## [Materials provided]
──────────

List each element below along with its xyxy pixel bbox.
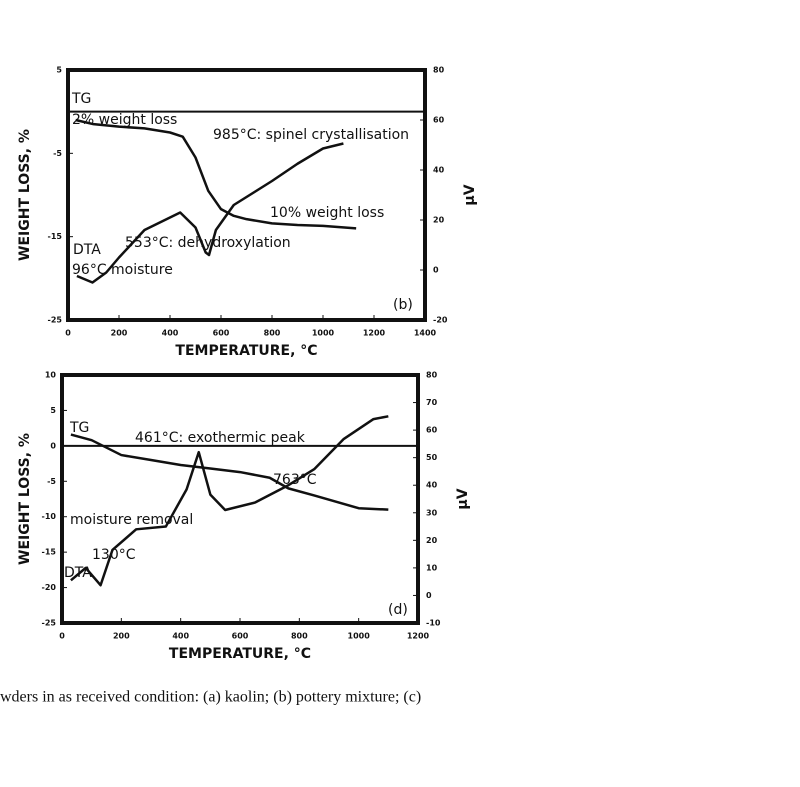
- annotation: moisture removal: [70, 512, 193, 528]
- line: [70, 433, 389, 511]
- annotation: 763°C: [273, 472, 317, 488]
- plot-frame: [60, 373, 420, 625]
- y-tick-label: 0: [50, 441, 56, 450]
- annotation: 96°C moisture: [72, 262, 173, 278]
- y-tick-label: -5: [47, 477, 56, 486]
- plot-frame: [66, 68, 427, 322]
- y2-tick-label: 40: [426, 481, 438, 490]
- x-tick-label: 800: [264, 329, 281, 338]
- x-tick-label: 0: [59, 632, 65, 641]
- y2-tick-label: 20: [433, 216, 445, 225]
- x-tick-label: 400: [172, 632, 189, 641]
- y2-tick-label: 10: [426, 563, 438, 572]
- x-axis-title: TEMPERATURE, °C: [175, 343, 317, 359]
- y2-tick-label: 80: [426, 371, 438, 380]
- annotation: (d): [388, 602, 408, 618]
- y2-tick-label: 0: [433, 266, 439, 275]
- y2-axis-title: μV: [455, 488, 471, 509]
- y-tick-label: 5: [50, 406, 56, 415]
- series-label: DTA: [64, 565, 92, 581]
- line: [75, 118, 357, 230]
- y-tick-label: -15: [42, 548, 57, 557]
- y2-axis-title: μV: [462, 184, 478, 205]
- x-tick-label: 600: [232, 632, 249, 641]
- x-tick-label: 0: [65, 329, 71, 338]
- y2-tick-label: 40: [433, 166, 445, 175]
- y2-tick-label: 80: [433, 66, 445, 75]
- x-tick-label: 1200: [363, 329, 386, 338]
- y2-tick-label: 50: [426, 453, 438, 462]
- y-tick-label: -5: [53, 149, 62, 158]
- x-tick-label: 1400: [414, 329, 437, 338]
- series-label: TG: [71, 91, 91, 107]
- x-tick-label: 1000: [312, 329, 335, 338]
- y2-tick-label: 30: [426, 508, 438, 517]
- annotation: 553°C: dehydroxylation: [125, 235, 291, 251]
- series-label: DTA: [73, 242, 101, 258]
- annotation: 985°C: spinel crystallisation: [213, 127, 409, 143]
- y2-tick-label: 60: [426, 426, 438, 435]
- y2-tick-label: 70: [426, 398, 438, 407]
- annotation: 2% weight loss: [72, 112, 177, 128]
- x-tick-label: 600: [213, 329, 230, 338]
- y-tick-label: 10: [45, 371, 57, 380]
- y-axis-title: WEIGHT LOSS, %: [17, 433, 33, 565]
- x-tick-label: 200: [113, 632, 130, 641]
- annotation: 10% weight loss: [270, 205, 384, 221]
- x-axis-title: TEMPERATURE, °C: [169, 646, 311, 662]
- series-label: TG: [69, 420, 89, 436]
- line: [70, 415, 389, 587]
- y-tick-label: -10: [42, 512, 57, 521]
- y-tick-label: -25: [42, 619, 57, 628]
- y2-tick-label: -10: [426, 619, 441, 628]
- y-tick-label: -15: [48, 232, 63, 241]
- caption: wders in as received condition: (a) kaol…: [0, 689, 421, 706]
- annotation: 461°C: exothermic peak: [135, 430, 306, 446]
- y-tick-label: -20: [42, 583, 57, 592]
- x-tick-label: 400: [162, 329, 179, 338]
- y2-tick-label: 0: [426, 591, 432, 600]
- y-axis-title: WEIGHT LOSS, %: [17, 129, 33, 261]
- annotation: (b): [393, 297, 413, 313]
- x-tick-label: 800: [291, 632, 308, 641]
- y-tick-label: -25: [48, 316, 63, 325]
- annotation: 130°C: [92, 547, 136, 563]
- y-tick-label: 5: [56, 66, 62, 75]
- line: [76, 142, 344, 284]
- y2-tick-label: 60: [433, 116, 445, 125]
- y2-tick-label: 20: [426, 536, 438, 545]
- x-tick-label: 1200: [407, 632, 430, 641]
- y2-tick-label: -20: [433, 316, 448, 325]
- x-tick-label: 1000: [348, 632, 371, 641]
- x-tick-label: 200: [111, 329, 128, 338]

──────────

## [Task objective]
Reproduce every line of the material above word for word, omitting the picture.

## [Solution to this problem]
List each element below along with its xyxy pixel bbox.
- annotation: moisture removal: [70, 512, 193, 528]
- line: [70, 433, 389, 511]
- annotation: 763°C: [273, 472, 317, 488]
- plot-frame: [60, 373, 420, 625]
- y-tick-label: 0: [50, 441, 56, 450]
- annotation: 96°C moisture: [72, 262, 173, 278]
- y-tick-label: -5: [47, 477, 56, 486]
- plot-frame: [66, 68, 427, 322]
- y2-tick-label: 40: [426, 481, 438, 490]
- x-tick-label: 800: [264, 329, 281, 338]
- x-tick-label: 0: [59, 632, 65, 641]
- y2-tick-label: 20: [433, 216, 445, 225]
- x-tick-label: 400: [172, 632, 189, 641]
- y2-tick-label: 10: [426, 563, 438, 572]
- x-axis-title: TEMPERATURE, °C: [175, 343, 317, 359]
- y2-tick-label: 80: [426, 371, 438, 380]
- annotation: (d): [388, 602, 408, 618]
- y2-tick-label: 0: [433, 266, 439, 275]
- y2-axis-title: μV: [455, 488, 471, 509]
- y-tick-label: 5: [50, 406, 56, 415]
- series-label: DTA: [64, 565, 92, 581]
- line: [75, 118, 357, 230]
- y-tick-label: -15: [42, 548, 57, 557]
- y2-axis-title: μV: [462, 184, 478, 205]
- x-tick-label: 600: [232, 632, 249, 641]
- x-tick-label: 0: [65, 329, 71, 338]
- y2-tick-label: 40: [433, 166, 445, 175]
- y2-tick-label: 80: [433, 66, 445, 75]
- x-tick-label: 1200: [363, 329, 386, 338]
- y2-tick-label: 50: [426, 453, 438, 462]
- y-tick-label: -5: [53, 149, 62, 158]
- x-tick-label: 1400: [414, 329, 437, 338]
- series-label: TG: [71, 91, 91, 107]
- x-tick-label: 1000: [312, 329, 335, 338]
- y2-tick-label: 30: [426, 508, 438, 517]
- annotation: 553°C: dehydroxylation: [125, 235, 291, 251]
- series-label: DTA: [73, 242, 101, 258]
- annotation: 985°C: spinel crystallisation: [213, 127, 409, 143]
- y2-tick-label: 60: [426, 426, 438, 435]
- y2-tick-label: 70: [426, 398, 438, 407]
- annotation: 2% weight loss: [72, 112, 177, 128]
- x-tick-label: 600: [213, 329, 230, 338]
- y-tick-label: 10: [45, 371, 57, 380]
- y-axis-title: WEIGHT LOSS, %: [17, 433, 33, 565]
- x-tick-label: 200: [113, 632, 130, 641]
- annotation: 10% weight loss: [270, 205, 384, 221]
- x-axis-title: TEMPERATURE, °C: [169, 646, 311, 662]
- series-label: TG: [69, 420, 89, 436]
- line: [70, 415, 389, 587]
- y-tick-label: -10: [42, 512, 57, 521]
- y-tick-label: -25: [42, 619, 57, 628]
- y2-tick-label: -10: [426, 619, 441, 628]
- y-tick-label: -15: [48, 232, 63, 241]
- caption: wders in as received condition: (a) kaol…: [0, 689, 421, 706]
- annotation: 461°C: exothermic peak: [135, 430, 306, 446]
- y-tick-label: -20: [42, 583, 57, 592]
- x-tick-label: 400: [162, 329, 179, 338]
- y2-tick-label: 0: [426, 591, 432, 600]
- y-axis-title: WEIGHT LOSS, %: [17, 129, 33, 261]
- annotation: (b): [393, 297, 413, 313]
- x-tick-label: 800: [291, 632, 308, 641]
- y-tick-label: -25: [48, 316, 63, 325]
- annotation: 130°C: [92, 547, 136, 563]
- y-tick-label: 5: [56, 66, 62, 75]
- line: [76, 142, 344, 284]
- y2-tick-label: 60: [433, 116, 445, 125]
- y2-tick-label: 20: [426, 536, 438, 545]
- x-tick-label: 1200: [407, 632, 430, 641]
- y2-tick-label: -20: [433, 316, 448, 325]
- x-tick-label: 1000: [348, 632, 371, 641]
- x-tick-label: 200: [111, 329, 128, 338]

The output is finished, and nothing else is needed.